(STATED PROBLEM)
In the entries that follow, how many lines contain "shortening"? Answer with the number only.

(DATASET)

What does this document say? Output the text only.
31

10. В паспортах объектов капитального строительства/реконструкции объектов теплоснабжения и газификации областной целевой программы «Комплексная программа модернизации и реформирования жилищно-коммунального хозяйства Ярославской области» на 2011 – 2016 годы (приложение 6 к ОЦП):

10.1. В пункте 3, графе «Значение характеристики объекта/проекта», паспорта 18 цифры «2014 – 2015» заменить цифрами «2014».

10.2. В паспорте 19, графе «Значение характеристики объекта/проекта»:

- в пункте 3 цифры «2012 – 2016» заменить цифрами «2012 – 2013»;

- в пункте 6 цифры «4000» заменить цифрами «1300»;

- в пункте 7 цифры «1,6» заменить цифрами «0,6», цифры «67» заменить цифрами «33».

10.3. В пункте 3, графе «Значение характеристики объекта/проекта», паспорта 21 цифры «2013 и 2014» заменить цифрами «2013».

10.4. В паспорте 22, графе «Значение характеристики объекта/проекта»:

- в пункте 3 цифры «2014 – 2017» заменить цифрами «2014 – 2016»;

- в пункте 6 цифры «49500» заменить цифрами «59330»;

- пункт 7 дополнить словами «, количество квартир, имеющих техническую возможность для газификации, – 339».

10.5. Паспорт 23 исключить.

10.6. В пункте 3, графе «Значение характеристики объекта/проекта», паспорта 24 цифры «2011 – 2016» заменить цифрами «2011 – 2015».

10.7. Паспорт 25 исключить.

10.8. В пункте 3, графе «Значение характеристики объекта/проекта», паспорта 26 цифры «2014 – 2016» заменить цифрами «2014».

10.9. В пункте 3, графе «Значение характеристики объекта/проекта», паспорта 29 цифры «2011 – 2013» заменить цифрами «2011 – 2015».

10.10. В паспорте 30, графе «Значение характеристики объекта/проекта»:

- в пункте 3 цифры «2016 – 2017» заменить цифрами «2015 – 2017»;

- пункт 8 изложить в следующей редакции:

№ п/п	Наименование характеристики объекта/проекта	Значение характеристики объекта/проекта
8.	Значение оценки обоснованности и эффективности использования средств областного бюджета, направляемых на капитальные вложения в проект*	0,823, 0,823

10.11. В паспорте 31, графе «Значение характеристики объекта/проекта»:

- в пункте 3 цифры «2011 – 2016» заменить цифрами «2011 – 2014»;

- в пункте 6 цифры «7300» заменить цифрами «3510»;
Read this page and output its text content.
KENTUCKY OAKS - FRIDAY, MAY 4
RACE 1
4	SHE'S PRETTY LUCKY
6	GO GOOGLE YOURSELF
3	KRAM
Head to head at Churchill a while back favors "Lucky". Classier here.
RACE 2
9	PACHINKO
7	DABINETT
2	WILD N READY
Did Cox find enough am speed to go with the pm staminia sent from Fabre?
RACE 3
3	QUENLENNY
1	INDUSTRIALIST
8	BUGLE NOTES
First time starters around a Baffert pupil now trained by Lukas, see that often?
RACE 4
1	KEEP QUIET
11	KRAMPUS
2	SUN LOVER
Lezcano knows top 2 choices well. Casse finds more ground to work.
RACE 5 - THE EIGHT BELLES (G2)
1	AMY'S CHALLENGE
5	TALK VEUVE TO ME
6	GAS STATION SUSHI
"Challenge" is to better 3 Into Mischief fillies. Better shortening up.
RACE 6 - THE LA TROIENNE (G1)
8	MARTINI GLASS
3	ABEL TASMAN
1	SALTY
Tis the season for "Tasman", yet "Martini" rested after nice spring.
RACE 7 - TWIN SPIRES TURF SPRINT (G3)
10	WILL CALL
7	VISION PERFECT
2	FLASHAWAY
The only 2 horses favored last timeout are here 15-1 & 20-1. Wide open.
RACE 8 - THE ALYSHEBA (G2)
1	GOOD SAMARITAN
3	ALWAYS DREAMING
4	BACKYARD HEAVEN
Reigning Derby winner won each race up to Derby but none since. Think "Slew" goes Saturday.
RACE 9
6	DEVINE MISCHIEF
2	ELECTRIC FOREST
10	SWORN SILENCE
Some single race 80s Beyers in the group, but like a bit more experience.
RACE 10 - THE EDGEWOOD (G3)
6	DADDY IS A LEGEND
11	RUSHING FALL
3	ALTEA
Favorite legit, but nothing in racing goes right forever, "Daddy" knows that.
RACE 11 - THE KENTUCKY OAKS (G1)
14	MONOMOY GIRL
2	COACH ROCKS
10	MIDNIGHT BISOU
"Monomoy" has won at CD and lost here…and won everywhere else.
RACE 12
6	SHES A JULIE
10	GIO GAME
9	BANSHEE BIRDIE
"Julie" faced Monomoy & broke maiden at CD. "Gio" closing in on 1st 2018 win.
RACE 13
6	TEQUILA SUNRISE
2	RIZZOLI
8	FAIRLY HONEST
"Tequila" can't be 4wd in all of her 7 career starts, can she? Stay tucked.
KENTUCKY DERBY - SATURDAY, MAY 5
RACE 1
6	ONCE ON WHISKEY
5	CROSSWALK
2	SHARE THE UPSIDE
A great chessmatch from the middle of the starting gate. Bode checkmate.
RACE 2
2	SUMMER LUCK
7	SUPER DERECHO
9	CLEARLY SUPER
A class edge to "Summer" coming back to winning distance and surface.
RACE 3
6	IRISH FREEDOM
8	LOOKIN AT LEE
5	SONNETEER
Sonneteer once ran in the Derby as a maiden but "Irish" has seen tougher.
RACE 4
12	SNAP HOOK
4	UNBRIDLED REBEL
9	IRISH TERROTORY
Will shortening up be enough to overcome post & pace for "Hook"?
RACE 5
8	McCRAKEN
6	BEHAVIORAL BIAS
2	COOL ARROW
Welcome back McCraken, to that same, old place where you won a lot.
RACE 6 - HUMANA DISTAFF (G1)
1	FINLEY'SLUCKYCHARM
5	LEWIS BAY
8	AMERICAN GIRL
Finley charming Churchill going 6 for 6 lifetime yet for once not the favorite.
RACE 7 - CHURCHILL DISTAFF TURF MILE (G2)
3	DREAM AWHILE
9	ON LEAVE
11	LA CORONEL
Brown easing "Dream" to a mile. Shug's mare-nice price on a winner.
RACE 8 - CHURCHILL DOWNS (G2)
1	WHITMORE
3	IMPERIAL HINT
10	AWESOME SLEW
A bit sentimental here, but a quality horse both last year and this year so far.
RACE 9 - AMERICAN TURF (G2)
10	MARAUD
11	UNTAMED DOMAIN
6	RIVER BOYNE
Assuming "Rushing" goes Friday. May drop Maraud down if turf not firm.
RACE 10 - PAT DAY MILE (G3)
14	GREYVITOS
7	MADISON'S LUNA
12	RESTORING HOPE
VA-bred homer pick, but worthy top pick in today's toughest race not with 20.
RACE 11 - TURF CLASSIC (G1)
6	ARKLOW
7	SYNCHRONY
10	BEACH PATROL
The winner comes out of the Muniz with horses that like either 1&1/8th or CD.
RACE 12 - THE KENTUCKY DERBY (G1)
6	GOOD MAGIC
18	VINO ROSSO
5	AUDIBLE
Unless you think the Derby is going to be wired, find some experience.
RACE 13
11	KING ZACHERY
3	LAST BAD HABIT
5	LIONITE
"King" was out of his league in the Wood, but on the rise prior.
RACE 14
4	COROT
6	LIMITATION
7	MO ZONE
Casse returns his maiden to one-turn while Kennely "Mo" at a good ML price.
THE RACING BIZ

(SOLUTION)
2